On September 15, 2006, during the results show, Patterson was eliminated from the competition (singing with Jesse McCartney). Patterson said that she would continue to sing. She also encouraged the audience to continue voting for the remaining celebrities because each vote raised money for charity.

===Recording===
On February 4, 2008, Patterson signed a recording contract with MusicMind Records, a Chicago-based label. Her single "Temporary Life (Ordinary Girl)" was released on iTunes on March 25, 2008. Her debut album Back to the Beginning was scheduled for release August 5, 2008. However, the CD was not released until more than a year later, on August 25, 2009, and in the interim, Patterson released another single, "Time to Wake Up", on iTunes on February 19, 2009.

On September 10, 2008, a remixed version of Patterson's "Temporary Life (Ordinary Girl)" was played on the Bobby Bones Show. The mixed version featured the new artist Captain Caucasian, a pseudonym for Bobby Bones.

Patterson's song "Here I Am" was featured on the second season of the ABC Family series Make It or Break It, which focused on the lives of teen gymnasts striving to make it to the Olympic Games.

==Personal life==
Patterson attended school at Spring Creek Academy. On 21 January 2012, Patterson became engaged to strategy consultant Mark Caldwell. They married on November 3, 2012, in Dallas, Texas. They have three children.

==Honors and awards==
Patterson was chosen for the USA Gymnastics Hall of Fame in 2009. She was inducted to the International Gymnastics Hall of Fame as a member of the Class of 2024.

*Record extracts*:
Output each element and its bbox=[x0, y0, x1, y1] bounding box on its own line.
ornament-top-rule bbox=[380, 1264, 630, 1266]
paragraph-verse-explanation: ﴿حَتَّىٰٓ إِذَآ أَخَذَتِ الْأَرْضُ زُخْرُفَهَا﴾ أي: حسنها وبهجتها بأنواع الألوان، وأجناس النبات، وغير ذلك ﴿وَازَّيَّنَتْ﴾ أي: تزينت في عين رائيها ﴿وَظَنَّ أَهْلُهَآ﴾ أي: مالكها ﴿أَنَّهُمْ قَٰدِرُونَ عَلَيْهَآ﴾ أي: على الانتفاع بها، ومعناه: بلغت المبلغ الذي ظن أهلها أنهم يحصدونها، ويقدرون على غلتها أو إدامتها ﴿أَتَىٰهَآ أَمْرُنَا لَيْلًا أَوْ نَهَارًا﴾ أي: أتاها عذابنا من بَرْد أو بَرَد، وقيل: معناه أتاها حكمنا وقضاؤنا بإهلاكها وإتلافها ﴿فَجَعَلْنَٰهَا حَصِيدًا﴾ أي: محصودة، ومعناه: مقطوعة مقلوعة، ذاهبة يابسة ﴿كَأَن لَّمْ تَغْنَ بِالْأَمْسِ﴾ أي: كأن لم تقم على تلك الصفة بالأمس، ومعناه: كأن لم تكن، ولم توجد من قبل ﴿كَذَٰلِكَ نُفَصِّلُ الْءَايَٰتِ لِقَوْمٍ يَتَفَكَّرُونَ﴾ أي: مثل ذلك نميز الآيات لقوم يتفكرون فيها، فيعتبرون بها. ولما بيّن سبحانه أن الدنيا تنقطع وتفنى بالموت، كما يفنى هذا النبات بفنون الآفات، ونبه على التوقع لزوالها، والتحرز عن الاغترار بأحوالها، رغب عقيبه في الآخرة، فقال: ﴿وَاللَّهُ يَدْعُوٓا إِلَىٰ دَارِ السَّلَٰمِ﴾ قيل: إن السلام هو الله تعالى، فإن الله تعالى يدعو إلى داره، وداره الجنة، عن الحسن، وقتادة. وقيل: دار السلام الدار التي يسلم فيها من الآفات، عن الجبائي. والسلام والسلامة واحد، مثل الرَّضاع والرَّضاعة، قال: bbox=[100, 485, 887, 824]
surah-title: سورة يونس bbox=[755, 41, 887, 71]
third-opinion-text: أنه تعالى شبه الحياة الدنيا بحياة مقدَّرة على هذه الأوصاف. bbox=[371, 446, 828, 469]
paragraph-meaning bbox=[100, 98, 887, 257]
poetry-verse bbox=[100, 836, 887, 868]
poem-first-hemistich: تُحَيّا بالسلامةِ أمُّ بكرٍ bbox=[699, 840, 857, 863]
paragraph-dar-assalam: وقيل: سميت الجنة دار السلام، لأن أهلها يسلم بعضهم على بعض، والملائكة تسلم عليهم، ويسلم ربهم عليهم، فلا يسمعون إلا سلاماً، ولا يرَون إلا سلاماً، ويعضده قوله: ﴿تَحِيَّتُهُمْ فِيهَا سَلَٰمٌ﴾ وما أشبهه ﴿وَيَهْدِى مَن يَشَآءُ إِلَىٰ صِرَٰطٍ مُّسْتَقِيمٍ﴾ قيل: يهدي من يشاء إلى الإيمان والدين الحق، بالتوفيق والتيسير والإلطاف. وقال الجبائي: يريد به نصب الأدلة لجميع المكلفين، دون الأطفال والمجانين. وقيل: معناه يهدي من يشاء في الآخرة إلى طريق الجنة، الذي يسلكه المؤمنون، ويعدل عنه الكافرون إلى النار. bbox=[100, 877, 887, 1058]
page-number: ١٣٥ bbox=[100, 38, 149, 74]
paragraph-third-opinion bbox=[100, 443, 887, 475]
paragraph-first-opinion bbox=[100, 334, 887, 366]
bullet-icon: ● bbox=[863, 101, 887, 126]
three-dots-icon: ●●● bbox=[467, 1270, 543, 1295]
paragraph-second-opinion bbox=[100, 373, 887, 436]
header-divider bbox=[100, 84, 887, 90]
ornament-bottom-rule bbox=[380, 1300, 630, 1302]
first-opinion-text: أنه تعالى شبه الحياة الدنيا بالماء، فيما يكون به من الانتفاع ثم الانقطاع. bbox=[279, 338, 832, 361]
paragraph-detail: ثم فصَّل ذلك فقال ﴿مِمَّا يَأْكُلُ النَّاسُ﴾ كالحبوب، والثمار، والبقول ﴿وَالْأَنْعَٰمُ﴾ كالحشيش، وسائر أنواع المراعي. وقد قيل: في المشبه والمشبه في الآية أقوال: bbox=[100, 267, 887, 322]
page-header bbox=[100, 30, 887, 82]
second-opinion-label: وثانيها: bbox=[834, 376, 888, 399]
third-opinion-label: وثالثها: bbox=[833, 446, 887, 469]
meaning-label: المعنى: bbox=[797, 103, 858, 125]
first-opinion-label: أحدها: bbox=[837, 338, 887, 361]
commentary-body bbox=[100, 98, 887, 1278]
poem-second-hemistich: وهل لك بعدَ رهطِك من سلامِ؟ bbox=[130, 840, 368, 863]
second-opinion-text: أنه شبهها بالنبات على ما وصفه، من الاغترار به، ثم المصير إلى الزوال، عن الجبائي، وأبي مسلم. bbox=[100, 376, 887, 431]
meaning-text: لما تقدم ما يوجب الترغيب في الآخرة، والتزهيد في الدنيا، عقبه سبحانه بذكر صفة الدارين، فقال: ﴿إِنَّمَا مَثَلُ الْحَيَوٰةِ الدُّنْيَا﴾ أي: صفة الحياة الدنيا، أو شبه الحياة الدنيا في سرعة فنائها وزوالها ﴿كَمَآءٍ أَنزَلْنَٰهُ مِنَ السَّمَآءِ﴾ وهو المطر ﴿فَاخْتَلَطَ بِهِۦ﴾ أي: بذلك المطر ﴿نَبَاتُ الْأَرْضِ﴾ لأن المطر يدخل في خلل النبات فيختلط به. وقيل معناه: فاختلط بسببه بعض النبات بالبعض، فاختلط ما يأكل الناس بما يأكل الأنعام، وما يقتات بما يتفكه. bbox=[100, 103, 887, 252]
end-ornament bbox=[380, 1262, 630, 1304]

*Task to complete*:
From the passage about Patterson, list every song title that the text names as one of her songs. You can set the rows aside; they aren't needed here.

*Your response*:
"Temporary Life (Ordinary Girl)", "Time to Wake Up", "Here I Am"